Rows from a figure dataset
START

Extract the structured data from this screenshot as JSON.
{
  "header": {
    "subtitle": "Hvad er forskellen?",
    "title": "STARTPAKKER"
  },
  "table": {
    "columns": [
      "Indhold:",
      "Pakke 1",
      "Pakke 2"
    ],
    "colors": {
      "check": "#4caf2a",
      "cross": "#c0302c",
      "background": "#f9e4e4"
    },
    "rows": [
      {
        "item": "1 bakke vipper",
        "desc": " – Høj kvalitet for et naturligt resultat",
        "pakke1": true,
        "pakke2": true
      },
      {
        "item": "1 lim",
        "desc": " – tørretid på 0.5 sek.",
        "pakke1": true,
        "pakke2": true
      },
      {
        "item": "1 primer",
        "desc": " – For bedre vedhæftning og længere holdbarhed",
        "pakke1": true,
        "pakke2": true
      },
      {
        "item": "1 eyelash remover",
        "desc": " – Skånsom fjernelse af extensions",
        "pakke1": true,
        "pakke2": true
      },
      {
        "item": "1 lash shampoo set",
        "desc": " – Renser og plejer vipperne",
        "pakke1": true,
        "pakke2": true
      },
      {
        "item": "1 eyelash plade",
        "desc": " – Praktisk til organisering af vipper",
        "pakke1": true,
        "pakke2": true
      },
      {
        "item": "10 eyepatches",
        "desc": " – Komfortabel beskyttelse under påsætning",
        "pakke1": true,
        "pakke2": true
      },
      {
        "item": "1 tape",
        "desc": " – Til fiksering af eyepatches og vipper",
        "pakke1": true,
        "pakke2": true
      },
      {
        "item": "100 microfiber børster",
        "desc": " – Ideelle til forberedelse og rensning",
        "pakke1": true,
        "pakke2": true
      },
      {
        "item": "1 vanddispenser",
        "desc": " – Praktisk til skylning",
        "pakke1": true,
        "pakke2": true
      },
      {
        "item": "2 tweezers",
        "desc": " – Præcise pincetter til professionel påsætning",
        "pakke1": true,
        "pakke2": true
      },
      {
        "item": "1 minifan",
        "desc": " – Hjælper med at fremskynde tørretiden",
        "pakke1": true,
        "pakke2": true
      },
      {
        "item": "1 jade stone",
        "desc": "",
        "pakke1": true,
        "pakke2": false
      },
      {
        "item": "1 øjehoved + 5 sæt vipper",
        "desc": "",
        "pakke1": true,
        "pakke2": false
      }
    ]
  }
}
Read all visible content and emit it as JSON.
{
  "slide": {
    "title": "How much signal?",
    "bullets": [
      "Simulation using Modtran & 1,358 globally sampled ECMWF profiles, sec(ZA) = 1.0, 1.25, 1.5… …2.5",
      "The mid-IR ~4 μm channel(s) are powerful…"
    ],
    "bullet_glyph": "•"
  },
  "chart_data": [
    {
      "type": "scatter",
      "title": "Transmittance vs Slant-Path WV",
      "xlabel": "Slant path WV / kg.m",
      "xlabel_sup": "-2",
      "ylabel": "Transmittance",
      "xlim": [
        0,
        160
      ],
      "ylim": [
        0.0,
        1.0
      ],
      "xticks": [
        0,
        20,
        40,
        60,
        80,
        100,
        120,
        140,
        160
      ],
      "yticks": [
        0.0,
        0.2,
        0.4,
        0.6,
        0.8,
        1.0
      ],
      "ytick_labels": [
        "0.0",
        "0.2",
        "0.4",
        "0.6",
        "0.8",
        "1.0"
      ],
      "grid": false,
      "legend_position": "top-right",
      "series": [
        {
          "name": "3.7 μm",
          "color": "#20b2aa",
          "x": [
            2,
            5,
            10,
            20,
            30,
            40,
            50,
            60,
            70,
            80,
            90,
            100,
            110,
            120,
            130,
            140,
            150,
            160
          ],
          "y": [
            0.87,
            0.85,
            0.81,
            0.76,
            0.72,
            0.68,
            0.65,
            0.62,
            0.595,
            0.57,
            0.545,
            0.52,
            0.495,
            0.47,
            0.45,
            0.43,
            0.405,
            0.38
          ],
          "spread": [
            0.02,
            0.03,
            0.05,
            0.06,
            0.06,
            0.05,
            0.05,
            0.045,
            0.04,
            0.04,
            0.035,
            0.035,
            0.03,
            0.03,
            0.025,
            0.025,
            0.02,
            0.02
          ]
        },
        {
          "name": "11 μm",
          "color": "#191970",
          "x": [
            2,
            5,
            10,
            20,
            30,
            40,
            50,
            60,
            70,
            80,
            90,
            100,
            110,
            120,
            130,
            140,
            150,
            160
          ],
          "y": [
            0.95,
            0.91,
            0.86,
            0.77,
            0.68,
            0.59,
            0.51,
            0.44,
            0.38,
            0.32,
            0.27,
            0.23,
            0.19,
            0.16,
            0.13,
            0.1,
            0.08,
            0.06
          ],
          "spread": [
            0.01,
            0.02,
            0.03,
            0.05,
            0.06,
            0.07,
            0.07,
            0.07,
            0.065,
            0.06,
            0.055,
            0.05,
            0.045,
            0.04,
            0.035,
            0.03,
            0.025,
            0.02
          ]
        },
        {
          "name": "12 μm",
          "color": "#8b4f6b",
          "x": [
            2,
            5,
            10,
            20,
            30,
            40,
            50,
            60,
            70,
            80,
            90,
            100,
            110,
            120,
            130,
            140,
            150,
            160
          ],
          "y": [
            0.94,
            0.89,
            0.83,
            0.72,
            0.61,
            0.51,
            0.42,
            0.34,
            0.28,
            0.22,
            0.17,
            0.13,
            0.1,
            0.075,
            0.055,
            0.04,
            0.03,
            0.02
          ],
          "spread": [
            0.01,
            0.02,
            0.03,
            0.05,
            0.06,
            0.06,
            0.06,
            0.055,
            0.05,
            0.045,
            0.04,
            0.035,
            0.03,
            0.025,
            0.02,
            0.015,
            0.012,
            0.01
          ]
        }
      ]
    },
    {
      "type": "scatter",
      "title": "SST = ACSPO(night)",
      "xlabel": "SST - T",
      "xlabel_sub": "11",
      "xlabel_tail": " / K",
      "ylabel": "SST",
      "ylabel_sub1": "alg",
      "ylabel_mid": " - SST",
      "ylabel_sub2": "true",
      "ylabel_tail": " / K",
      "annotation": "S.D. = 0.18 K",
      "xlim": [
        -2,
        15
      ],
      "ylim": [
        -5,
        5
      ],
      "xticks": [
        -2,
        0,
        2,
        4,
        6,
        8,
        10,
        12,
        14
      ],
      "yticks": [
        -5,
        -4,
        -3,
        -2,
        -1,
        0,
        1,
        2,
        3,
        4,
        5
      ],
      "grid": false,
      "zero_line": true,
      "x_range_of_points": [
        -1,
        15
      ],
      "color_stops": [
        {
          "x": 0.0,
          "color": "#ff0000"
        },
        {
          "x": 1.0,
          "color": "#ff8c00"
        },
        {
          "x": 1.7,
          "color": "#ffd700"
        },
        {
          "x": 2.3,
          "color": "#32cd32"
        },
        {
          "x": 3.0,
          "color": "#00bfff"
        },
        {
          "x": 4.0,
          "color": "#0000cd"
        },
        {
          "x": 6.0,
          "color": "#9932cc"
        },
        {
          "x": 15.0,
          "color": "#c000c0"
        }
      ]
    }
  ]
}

END

[TASK DETAILS] Every record shown above must be echoed exactly.

[EXERCISE RESULT]
Extract the structured data from this screenshot as JSON.
{
  "header": {
    "subtitle": "Hvad er forskellen?",
    "title": "STARTPAKKER"
  },
  "table": {
    "columns": [
      "Indhold:",
      "Pakke 1",
      "Pakke 2"
    ],
    "colors": {
      "check": "#4caf2a",
      "cross": "#c0302c",
      "background": "#f9e4e4"
    },
    "rows": [
      {
        "item": "1 bakke vipper",
        "desc": " – Høj kvalitet for et naturligt resultat",
        "pakke1": true,
        "pakke2": true
      },
      {
        "item": "1 lim",
        "desc": " – tørretid på 0.5 sek.",
        "pakke1": true,
        "pakke2": true
      },
      {
        "item": "1 primer",
        "desc": " – For bedre vedhæftning og længere holdbarhed",
        "pakke1": true,
        "pakke2": true
      },
      {
        "item": "1 eyelash remover",
        "desc": " – Skånsom fjernelse af extensions",
        "pakke1": true,
        "pakke2": true
      },
      {
        "item": "1 lash shampoo set",
        "desc": " – Renser og plejer vipperne",
        "pakke1": true,
        "pakke2": true
      },
      {
        "item": "1 eyelash plade",
        "desc": " – Praktisk til organisering af vipper",
        "pakke1": true,
        "pakke2": true
      },
      {
        "item": "10 eyepatches",
        "desc": " – Komfortabel beskyttelse under påsætning",
        "pakke1": true,
        "pakke2": true
      },
      {
        "item": "1 tape",
        "desc": " – Til fiksering af eyepatches og vipper",
        "pakke1": true,
        "pakke2": true
      },
      {
        "item": "100 microfiber børster",
        "desc": " – Ideelle til forberedelse og rensning",
        "pakke1": true,
        "pakke2": true
      },
      {
        "item": "1 vanddispenser",
        "desc": " – Praktisk til skylning",
        "pakke1": true,
        "pakke2": true
      },
      {
        "item": "2 tweezers",
        "desc": " – Præcise pincetter til professionel påsætning",
        "pakke1": true,
        "pakke2": true
      },
      {
        "item": "1 minifan",
        "desc": " – Hjælper med at fremskynde tørretiden",
        "pakke1": true,
        "pakke2": true
      },
      {
        "item": "1 jade stone",
        "desc": "",
        "pakke1": true,
        "pakke2": false
      },
      {
        "item": "1 øjehoved + 5 sæt vipper",
        "desc": "",
        "pakke1": true,
        "pakke2": false
      }
    ]
  }
}
Read all visible content and emit it as JSON.
{
  "slide": {
    "title": "How much signal?",
    "bullets": [
      "Simulation using Modtran & 1,358 globally sampled ECMWF profiles, sec(ZA) = 1.0, 1.25, 1.5… …2.5",
      "The mid-IR ~4 μm channel(s) are powerful…"
    ],
    "bullet_glyph": "•"
  },
  "chart_data": [
    {
      "type": "scatter",
      "title": "Transmittance vs Slant-Path WV",
      "xlabel": "Slant path WV / kg.m",
      "xlabel_sup": "-2",
      "ylabel": "Transmittance",
      "xlim": [
        0,
        160
      ],
      "ylim": [
        0.0,
        1.0
      ],
      "xticks": [
        0,
        20,
        40,
        60,
        80,
        100,
        120,
        140,
        160
      ],
      "yticks": [
        0.0,
        0.2,
        0.4,
        0.6,
        0.8,
        1.0
      ],
      "ytick_labels": [
        "0.0",
        "0.2",
        "0.4",
        "0.6",
        "0.8",
        "1.0"
      ],
      "grid": false,
      "legend_position": "top-right",
      "series": [
        {
          "name": "3.7 μm",
          "color": "#20b2aa",
          "x": [
            2,
            5,
            10,
            20,
            30,
            40,
            50,
            60,
            70,
            80,
            90,
            100,
            110,
            120,
            130,
            140,
            150,
            160
          ],
          "y": [
            0.87,
            0.85,
            0.81,
            0.76,
            0.72,
            0.68,
            0.65,
            0.62,
            0.595,
            0.57,
            0.545,
            0.52,
            0.495,
            0.47,
            0.45,
            0.43,
            0.405,
            0.38
          ],
          "spread": [
            0.02,
            0.03,
            0.05,
            0.06,
            0.06,
            0.05,
            0.05,
            0.045,
            0.04,
            0.04,
            0.035,
            0.035,
            0.03,
            0.03,
            0.025,
            0.025,
            0.02,
            0.02
          ]
        },
        {
          "name": "11 μm",
          "color": "#191970",
          "x": [
            2,
            5,
            10,
            20,
            30,
            40,
            50,
            60,
            70,
            80,
            90,
            100,
            110,
            120,
            130,
            140,
            150,
            160
          ],
          "y": [
            0.95,
            0.91,
            0.86,
            0.77,
            0.68,
            0.59,
            0.51,
            0.44,
            0.38,
            0.32,
            0.27,
            0.23,
            0.19,
            0.16,
            0.13,
            0.1,
            0.08,
            0.06
          ],
          "spread": [
            0.01,
            0.02,
            0.03,
            0.05,
            0.06,
            0.07,
            0.07,
            0.07,
            0.065,
            0.06,
            0.055,
            0.05,
            0.045,
            0.04,
            0.035,
            0.03,
            0.025,
            0.02
          ]
        },
        {
          "name": "12 μm",
          "color": "#8b4f6b",
          "x": [
            2,
            5,
            10,
            20,
            30,
            40,
            50,
            60,
            70,
            80,
            90,
            100,
            110,
            120,
            130,
            140,
            150,
            160
          ],
          "y": [
            0.94,
            0.89,
            0.83,
            0.72,
            0.61,
            0.51,
            0.42,
            0.34,
            0.28,
            0.22,
            0.17,
            0.13,
            0.1,
            0.075,
            0.055,
            0.04,
            0.03,
            0.02
          ],
          "spread": [
            0.01,
            0.02,
            0.03,
            0.05,
            0.06,
            0.06,
            0.06,
            0.055,
            0.05,
            0.045,
            0.04,
            0.035,
            0.03,
            0.025,
            0.02,
            0.015,
            0.012,
            0.01
          ]
        }
      ]
    },
    {
      "type": "scatter",
      "title": "SST = ACSPO(night)",
      "xlabel": "SST - T",
      "xlabel_sub": "11",
      "xlabel_tail": " / K",
      "ylabel": "SST",
      "ylabel_sub1": "alg",
      "ylabel_mid": " - SST",
      "ylabel_sub2": "true",
      "ylabel_tail": " / K",
      "annotation": "S.D. = 0.18 K",
      "xlim": [
        -2,
        15
      ],
      "ylim": [
        -5,
        5
      ],
      "xticks": [
        -2,
        0,
        2,
        4,
        6,
        8,
        10,
        12,
        14
      ],
      "yticks": [
        -5,
        -4,
        -3,
        -2,
        -1,
        0,
        1,
        2,
        3,
        4,
        5
      ],
      "grid": false,
      "zero_line": true,
      "x_range_of_points": [
        -1,
        15
      ],
      "color_stops": [
        {
          "x": 0.0,
          "color": "#ff0000"
        },
        {
          "x": 1.0,
          "color": "#ff8c00"
        },
        {
          "x": 1.7,
          "color": "#ffd700"
        },
        {
          "x": 2.3,
          "color": "#32cd32"
        },
        {
          "x": 3.0,
          "color": "#00bfff"
        },
        {
          "x": 4.0,
          "color": "#0000cd"
        },
        {
          "x": 6.0,
          "color": "#9932cc"
        },
        {
          "x": 15.0,
          "color": "#c000c0"
        }
      ]
    }
  ]
}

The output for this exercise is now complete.